— start Extracted records —

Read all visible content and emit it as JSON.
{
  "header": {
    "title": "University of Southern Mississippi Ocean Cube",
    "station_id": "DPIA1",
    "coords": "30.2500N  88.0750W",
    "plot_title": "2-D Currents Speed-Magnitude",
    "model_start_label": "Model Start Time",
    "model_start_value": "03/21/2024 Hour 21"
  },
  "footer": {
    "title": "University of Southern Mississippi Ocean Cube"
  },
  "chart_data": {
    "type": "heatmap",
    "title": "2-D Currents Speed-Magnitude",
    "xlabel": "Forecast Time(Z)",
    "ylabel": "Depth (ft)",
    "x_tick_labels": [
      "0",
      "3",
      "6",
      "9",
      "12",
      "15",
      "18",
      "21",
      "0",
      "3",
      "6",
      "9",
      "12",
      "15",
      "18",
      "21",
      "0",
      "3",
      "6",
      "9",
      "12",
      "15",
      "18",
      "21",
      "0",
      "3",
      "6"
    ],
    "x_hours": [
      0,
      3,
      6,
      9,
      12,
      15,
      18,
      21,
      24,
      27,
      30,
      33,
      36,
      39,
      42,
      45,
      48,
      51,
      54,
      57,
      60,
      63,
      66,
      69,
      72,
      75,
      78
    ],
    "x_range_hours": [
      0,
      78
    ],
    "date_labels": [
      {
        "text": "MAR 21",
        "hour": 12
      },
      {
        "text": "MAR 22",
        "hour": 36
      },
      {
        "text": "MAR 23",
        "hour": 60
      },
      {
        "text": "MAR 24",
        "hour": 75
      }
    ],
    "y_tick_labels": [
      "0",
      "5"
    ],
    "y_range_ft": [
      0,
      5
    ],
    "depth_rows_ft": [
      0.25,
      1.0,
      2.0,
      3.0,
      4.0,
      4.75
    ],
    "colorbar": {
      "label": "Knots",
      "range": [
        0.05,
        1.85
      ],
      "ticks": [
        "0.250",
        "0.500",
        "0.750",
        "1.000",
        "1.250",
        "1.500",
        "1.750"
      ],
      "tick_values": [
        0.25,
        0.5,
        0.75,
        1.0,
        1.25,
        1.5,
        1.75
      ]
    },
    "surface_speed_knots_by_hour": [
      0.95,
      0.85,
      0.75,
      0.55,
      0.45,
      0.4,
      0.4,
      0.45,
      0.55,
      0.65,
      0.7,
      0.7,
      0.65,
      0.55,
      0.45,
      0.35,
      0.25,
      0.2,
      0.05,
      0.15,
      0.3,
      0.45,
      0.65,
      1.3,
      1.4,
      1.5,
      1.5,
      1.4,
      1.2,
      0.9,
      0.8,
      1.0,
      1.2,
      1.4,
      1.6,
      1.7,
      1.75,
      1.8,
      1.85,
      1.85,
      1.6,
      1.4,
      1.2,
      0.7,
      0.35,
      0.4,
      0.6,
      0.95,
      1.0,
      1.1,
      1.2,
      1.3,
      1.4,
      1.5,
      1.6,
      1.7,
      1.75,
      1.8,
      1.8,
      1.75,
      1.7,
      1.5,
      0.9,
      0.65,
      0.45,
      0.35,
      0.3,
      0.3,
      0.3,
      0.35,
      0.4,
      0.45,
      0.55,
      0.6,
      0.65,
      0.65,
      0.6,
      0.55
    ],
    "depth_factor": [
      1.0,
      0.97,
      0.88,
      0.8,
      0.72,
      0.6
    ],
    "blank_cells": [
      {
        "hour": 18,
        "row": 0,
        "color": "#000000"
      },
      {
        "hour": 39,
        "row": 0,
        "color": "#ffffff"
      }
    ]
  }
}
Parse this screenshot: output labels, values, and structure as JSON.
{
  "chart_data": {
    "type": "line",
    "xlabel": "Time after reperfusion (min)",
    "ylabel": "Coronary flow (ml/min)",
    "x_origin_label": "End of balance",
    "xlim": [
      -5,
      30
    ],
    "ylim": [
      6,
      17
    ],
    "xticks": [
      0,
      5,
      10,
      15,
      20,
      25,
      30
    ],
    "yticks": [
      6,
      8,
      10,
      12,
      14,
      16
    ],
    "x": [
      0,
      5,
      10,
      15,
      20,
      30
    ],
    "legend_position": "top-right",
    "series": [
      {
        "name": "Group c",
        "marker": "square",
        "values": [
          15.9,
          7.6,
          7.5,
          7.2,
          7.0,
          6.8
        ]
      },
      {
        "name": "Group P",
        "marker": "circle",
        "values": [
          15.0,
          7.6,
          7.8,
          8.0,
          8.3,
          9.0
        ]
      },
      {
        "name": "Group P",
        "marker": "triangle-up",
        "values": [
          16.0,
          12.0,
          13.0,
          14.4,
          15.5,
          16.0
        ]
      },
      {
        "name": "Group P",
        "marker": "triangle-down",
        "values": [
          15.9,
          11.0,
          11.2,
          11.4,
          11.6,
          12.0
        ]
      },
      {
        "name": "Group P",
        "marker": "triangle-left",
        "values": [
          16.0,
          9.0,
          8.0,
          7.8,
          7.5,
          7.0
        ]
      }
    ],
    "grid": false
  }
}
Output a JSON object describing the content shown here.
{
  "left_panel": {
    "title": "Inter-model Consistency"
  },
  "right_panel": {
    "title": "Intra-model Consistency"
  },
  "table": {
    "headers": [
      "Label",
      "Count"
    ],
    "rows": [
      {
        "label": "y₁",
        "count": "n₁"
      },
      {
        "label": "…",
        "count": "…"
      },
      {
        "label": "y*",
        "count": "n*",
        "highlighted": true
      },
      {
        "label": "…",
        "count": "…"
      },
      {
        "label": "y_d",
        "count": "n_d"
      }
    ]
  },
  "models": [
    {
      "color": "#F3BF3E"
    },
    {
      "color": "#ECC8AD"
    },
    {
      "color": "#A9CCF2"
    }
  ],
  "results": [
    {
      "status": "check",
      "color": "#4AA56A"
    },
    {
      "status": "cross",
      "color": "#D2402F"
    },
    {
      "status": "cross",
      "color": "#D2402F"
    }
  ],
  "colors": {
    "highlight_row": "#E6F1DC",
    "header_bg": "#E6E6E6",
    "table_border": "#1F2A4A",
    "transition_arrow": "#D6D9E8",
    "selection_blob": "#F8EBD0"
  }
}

— end Extracted records —

Task to carry out:
Search the entries for the word "marker" and copy every line that has it.

Worked answer:
        "marker": "square",
        "marker": "circle",
        "marker": "triangle-up",
        "marker": "triangle-down",
        "marker": "triangle-left",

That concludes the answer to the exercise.